DESCRIPTION OF THE TASK → Comb the records below for the string "Test" and copy each line where it turns up.

ENTRIES SHOWN →
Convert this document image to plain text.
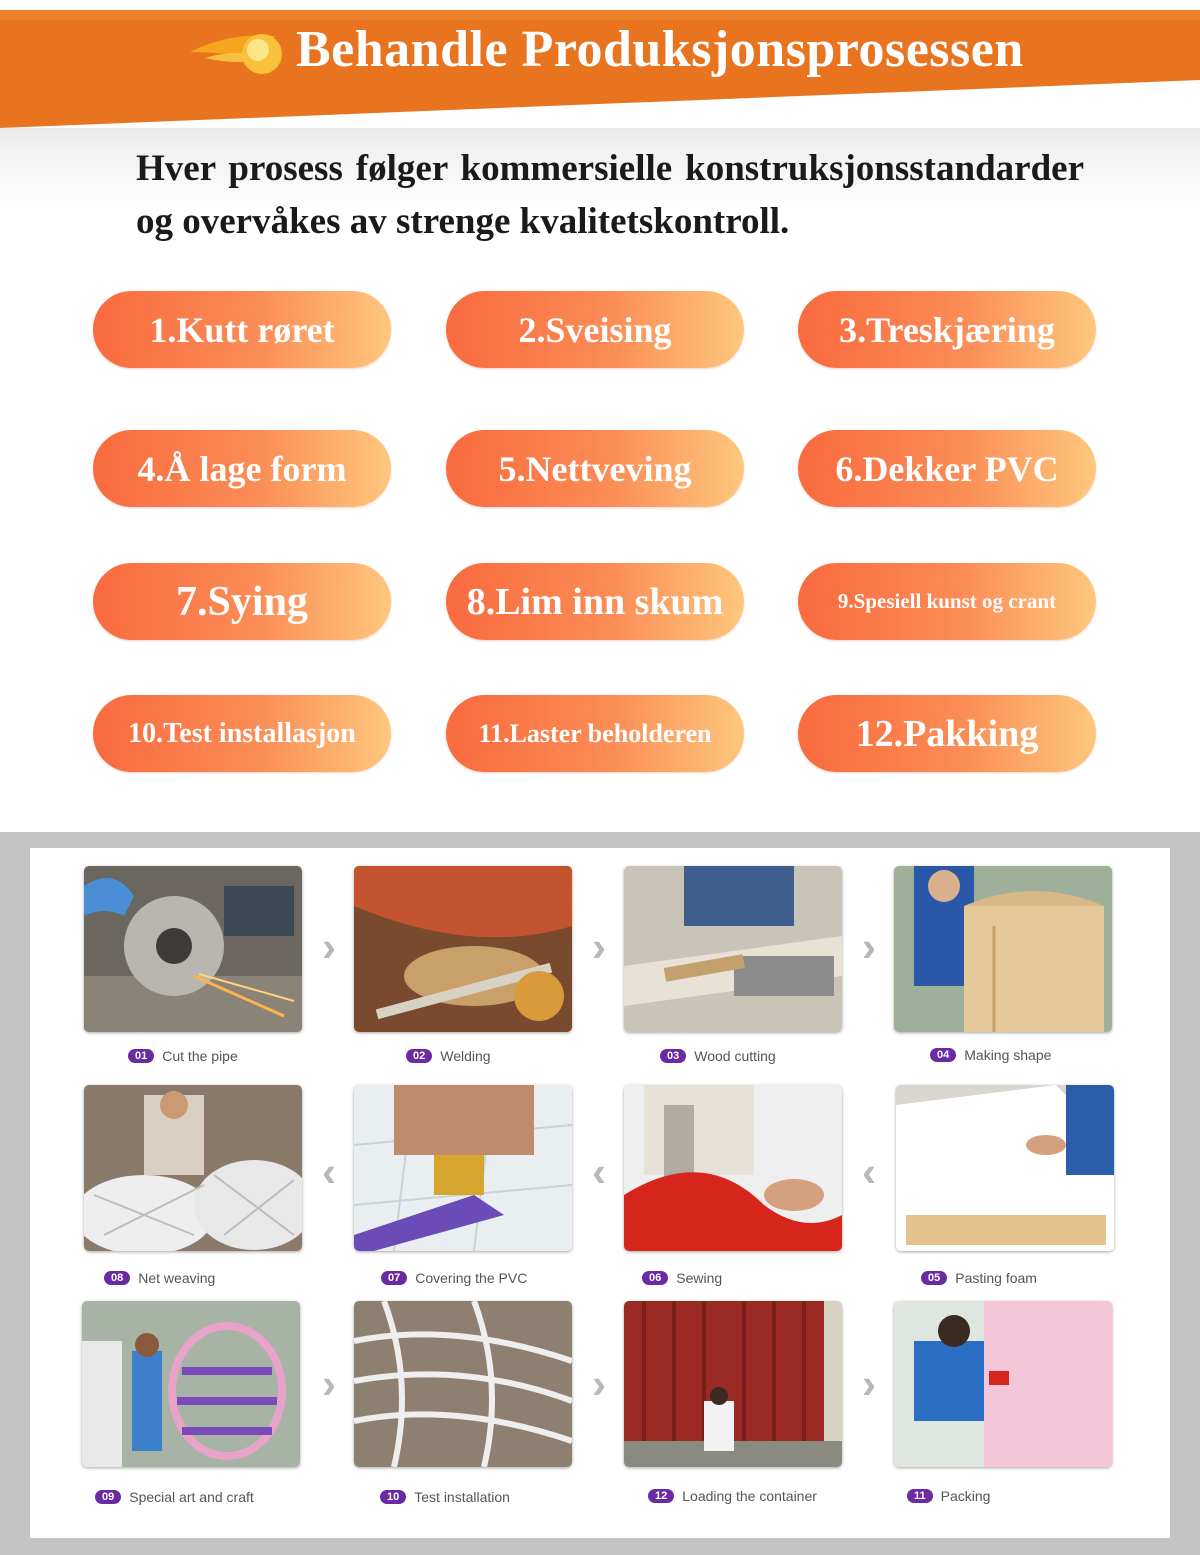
Behandle Produksjonsprosessen
Hver prosess følger kommersielle konstruksjonsstandarder og overvåkes av strenge kvalitetskontroll.
1.Kutt røret	2.Sveising	3.Treskjæring
4.Å lage form	5.Nettveving	6.Dekker PVC
7.Sying	8.Lim inn skum	9.Spesiell kunst og crant
10.Test installasjon	11.Laster beholderen	12.Pakking
›	›	›
01	Cut the pipe	02	Welding	03	Wood cutting	04	Making shape
‹	‹	‹
08	Net weaving	07	Covering the PVC	06	Sewing	05	Pasting foam
›	›	›
09	Special art and craft	10	Test installation	12	Loading the container	11	Packing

RESULT OF THIS EXERCISE →
10.Test installasjon	11.Laster beholderen	12.Pakking
09	Special art and craft	10	Test installation	12	Loading the container	11	Packing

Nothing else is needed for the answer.